What is required:
Select the lines that contain "this" and copy each of them.

--- Listed entries ---

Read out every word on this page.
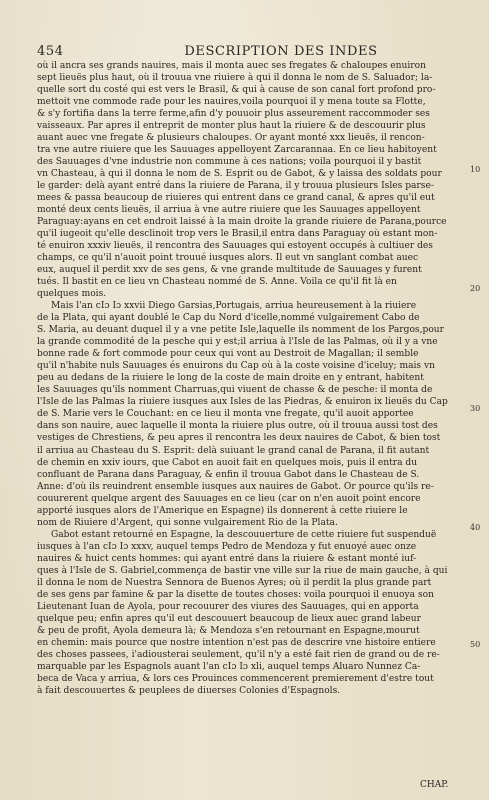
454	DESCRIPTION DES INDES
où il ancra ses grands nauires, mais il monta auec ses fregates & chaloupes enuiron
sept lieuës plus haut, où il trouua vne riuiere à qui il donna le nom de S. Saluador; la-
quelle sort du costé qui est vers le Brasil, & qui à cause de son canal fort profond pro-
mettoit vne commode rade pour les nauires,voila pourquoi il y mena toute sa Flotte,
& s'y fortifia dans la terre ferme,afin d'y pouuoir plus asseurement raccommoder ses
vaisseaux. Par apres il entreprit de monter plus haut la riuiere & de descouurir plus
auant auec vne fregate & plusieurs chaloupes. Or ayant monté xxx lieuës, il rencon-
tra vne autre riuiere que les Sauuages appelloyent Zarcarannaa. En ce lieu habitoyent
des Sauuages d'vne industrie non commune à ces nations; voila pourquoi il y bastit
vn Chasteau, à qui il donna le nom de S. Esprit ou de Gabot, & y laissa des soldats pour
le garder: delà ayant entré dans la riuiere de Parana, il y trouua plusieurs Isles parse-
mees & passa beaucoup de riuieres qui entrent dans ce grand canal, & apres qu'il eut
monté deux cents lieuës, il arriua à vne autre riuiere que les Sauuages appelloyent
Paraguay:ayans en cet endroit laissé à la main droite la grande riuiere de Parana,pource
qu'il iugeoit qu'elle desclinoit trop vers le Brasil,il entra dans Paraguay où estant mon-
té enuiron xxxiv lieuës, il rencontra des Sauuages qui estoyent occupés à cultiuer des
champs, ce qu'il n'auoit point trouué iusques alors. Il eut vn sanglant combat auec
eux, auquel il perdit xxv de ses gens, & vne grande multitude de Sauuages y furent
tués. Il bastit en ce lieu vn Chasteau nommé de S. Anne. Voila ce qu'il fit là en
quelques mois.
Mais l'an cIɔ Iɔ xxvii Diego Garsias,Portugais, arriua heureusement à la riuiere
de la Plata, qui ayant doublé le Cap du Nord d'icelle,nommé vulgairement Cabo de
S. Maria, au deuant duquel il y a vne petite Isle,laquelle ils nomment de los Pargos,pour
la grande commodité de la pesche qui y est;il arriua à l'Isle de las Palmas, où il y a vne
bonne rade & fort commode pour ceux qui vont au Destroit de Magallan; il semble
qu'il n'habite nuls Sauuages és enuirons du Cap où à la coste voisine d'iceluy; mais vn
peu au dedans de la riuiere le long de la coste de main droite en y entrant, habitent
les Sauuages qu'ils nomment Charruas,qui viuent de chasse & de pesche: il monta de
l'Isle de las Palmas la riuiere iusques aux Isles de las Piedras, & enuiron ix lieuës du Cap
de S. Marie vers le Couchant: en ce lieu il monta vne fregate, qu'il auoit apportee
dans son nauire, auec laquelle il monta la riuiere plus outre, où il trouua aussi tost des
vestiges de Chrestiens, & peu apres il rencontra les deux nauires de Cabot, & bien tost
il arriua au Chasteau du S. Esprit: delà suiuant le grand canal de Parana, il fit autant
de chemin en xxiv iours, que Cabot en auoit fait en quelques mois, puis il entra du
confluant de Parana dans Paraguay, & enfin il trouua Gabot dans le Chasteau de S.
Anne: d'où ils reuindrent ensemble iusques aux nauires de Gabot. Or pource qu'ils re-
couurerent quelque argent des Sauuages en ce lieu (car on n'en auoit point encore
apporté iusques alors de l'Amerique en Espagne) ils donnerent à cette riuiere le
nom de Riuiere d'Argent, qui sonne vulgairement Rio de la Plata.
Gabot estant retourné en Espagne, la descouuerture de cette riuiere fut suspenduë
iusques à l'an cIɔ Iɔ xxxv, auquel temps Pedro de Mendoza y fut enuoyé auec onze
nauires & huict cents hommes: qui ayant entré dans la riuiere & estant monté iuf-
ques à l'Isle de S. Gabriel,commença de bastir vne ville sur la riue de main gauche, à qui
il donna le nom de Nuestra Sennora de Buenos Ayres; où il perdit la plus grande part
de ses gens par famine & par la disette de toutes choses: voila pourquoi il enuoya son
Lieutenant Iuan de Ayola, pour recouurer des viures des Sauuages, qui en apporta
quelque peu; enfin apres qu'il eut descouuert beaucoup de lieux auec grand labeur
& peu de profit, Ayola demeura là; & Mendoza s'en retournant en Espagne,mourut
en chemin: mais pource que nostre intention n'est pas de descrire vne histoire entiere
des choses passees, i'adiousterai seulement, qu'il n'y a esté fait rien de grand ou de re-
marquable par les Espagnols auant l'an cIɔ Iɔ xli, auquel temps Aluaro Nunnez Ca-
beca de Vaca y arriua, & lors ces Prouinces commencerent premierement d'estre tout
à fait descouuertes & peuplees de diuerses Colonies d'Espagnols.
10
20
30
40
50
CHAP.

---
--- Listed entries ---

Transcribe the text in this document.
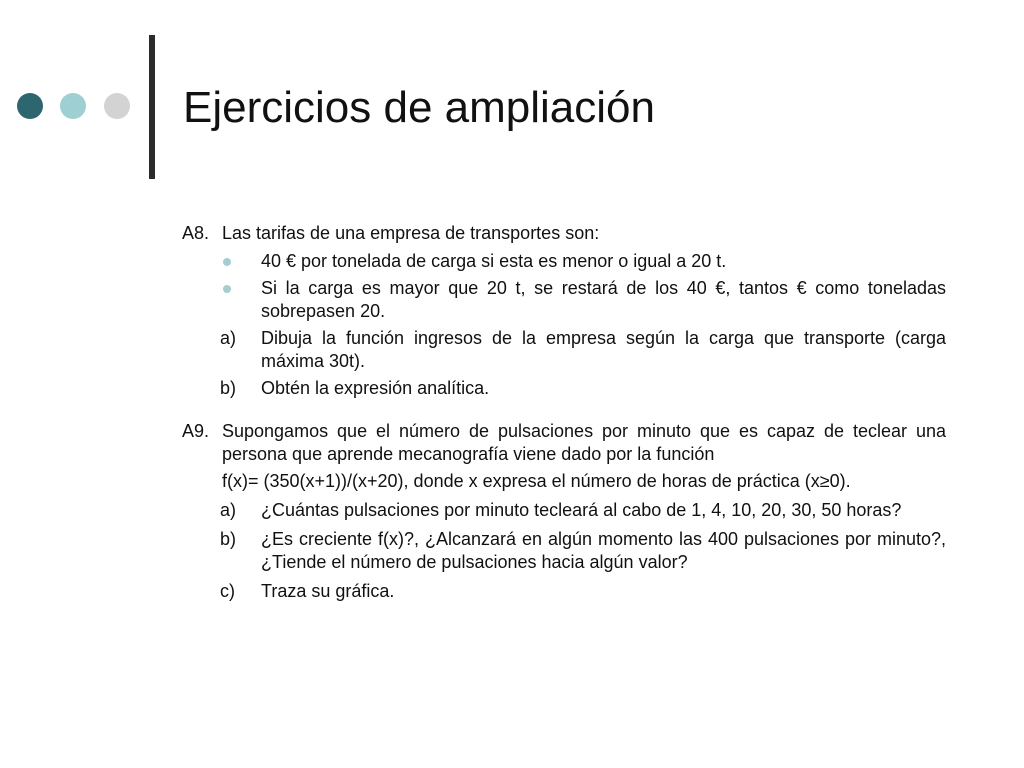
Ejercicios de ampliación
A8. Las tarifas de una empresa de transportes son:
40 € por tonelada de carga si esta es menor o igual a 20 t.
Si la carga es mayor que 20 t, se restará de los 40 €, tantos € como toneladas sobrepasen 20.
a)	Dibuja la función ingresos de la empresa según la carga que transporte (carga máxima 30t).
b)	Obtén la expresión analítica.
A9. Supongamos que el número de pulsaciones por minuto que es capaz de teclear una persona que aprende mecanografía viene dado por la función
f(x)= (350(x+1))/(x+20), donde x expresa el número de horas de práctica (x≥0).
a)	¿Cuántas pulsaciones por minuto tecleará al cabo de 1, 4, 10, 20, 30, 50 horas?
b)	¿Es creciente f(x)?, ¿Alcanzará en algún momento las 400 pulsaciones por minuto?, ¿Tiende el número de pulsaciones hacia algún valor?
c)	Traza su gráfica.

---
--- Listed entries ---

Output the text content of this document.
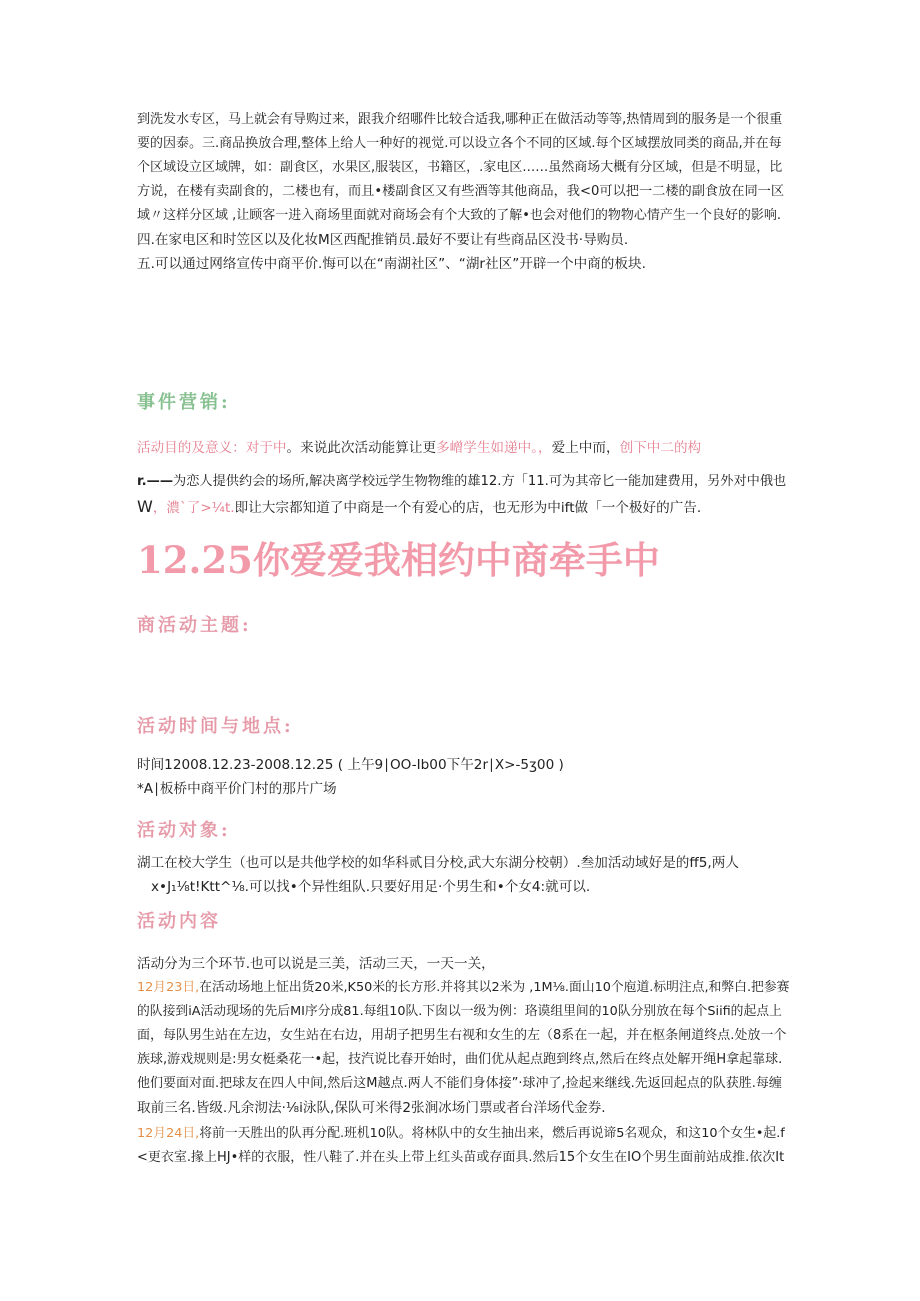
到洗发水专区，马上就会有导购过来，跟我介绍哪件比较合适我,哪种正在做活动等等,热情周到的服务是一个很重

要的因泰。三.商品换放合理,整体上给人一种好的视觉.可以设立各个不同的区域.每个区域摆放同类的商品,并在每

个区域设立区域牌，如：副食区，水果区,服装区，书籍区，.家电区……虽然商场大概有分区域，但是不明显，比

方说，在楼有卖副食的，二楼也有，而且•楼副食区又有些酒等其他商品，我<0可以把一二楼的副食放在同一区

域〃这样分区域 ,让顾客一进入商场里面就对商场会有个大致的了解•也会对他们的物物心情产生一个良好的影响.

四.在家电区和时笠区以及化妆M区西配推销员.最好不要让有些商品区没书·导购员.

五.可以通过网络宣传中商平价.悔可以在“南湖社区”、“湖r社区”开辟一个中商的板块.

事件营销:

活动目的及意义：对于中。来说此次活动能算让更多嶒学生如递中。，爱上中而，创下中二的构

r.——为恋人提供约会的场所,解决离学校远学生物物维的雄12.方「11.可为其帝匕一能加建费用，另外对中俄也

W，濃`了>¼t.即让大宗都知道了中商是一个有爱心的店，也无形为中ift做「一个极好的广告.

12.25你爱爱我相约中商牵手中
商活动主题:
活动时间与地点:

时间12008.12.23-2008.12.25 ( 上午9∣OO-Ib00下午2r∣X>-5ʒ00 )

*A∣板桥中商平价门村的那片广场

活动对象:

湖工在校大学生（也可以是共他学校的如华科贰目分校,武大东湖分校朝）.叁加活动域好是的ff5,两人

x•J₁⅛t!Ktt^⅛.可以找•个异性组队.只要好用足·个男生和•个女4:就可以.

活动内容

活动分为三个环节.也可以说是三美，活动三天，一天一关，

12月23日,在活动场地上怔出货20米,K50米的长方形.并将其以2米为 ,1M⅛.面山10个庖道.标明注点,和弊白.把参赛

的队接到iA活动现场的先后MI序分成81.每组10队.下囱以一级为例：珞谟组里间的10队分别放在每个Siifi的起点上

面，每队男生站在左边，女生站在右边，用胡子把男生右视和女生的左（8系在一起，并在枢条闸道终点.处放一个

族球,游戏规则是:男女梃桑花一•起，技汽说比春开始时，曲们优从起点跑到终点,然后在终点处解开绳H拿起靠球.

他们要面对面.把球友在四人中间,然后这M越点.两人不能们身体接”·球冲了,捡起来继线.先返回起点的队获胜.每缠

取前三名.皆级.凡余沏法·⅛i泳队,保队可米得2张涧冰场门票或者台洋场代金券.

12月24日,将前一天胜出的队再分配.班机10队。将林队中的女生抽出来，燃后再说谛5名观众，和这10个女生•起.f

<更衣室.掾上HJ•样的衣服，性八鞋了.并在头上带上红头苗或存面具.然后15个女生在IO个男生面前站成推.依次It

---

Exercise answer:
Read out every word on this page.
Transcribe the text in this document.
Output the text content of this document.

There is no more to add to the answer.